• _What you need to do_
Rewrite the items starting at the line that has "- text-line: una" and stopping after the line that has "- text-line: Laura", putting "copa" in place of "cerveza" and changing nothing else.

• _Element and coordinate records_
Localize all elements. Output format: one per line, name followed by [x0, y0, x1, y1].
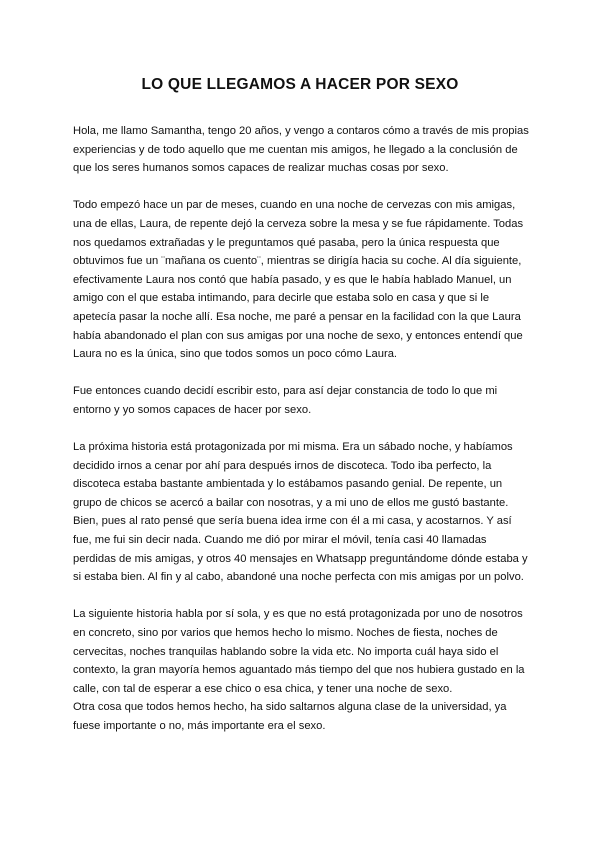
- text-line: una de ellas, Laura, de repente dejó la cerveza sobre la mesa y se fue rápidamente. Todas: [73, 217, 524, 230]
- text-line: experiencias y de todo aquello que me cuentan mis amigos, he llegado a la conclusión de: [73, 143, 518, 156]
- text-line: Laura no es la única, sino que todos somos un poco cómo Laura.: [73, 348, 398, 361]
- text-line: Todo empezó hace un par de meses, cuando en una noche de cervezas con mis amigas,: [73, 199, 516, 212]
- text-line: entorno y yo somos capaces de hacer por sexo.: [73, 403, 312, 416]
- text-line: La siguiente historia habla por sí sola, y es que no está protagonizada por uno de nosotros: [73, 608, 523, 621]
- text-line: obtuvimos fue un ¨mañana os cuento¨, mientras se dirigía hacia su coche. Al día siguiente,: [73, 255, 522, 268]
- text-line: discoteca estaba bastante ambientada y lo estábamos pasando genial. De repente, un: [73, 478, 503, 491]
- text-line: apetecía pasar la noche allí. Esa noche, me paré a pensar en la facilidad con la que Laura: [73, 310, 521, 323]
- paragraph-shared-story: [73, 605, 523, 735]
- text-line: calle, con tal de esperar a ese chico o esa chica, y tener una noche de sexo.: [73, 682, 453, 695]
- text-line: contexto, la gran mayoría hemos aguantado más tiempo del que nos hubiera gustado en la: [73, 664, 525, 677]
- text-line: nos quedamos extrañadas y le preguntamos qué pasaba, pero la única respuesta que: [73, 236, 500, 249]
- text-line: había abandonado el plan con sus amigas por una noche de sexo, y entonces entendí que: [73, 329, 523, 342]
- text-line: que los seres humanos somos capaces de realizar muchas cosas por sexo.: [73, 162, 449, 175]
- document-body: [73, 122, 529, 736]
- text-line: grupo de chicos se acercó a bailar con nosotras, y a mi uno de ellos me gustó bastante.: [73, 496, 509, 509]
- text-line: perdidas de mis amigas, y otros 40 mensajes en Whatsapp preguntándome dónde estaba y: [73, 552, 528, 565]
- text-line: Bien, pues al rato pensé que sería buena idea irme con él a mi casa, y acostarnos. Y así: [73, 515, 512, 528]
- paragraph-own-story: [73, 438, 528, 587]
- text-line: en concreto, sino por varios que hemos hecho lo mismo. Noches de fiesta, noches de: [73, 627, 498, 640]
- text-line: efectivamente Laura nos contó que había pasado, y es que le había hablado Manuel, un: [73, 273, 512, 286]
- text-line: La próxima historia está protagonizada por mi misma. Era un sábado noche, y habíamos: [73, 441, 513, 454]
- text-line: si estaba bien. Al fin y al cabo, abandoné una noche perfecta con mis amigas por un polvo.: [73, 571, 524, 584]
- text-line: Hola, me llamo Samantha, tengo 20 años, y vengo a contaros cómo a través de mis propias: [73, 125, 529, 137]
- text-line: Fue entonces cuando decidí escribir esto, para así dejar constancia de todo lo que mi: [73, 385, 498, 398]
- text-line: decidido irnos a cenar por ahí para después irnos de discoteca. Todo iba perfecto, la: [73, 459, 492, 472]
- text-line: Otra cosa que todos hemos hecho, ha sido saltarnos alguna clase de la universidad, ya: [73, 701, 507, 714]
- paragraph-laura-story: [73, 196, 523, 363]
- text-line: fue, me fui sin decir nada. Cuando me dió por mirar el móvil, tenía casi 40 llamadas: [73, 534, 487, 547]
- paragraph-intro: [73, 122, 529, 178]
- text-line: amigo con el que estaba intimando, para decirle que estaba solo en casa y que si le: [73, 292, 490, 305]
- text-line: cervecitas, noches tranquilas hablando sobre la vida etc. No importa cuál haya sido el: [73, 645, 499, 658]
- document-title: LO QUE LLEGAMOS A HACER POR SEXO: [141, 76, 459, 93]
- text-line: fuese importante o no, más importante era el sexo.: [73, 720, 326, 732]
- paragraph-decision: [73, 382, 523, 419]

---

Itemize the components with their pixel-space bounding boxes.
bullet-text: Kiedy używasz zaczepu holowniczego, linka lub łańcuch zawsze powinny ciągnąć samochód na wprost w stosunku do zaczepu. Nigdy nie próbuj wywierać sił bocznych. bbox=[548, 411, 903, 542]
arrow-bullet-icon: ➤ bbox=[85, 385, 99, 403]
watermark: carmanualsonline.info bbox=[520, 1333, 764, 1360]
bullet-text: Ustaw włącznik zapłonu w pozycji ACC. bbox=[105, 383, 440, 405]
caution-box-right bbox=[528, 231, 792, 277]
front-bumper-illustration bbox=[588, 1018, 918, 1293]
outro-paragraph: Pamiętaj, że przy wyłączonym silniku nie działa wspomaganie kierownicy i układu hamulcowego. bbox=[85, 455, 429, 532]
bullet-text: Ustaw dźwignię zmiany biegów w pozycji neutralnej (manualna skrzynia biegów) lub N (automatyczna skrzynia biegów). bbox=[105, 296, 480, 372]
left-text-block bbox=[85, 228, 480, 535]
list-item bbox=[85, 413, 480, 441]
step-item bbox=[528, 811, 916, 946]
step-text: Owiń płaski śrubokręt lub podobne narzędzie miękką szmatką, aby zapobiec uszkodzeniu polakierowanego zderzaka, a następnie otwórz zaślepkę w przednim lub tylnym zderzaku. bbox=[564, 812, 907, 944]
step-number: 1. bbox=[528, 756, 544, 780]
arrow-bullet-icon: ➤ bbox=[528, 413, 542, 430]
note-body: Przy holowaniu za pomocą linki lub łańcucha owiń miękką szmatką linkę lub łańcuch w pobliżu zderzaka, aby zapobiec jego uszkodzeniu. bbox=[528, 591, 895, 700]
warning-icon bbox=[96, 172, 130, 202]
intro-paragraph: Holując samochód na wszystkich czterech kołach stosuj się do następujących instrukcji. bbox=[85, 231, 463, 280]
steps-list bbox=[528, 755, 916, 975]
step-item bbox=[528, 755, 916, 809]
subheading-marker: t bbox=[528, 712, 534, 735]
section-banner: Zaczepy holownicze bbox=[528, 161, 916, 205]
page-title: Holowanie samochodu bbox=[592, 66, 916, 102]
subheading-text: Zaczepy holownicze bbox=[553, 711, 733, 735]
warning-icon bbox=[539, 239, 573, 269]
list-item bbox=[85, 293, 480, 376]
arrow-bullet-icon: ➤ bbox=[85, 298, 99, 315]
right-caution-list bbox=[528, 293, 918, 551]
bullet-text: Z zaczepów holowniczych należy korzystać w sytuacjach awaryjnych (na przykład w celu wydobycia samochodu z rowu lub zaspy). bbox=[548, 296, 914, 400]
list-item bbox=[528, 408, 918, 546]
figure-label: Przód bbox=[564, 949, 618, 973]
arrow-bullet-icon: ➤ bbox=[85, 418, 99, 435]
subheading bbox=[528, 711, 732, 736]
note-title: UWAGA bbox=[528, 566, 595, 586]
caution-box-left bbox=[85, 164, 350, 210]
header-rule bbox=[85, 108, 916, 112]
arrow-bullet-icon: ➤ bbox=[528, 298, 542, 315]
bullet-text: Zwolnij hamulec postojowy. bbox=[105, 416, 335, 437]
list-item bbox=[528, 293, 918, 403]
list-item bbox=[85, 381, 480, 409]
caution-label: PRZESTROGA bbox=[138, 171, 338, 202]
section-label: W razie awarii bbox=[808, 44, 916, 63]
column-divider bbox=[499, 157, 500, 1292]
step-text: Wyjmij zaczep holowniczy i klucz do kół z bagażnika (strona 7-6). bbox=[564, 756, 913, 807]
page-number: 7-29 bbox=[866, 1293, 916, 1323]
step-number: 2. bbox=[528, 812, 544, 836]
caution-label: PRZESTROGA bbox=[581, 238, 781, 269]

• _Solution_
- text-line: una de ellas, Laura, de repente dejó la copa sobre la mesa y se fue rápidamente. Todas: [73, 217, 524, 230]
- text-line: experiencias y de todo aquello que me cuentan mis amigos, he llegado a la conclusión de: [73, 143, 518, 156]
- text-line: Laura no es la única, sino que todos somos un poco cómo Laura.: [73, 348, 398, 361]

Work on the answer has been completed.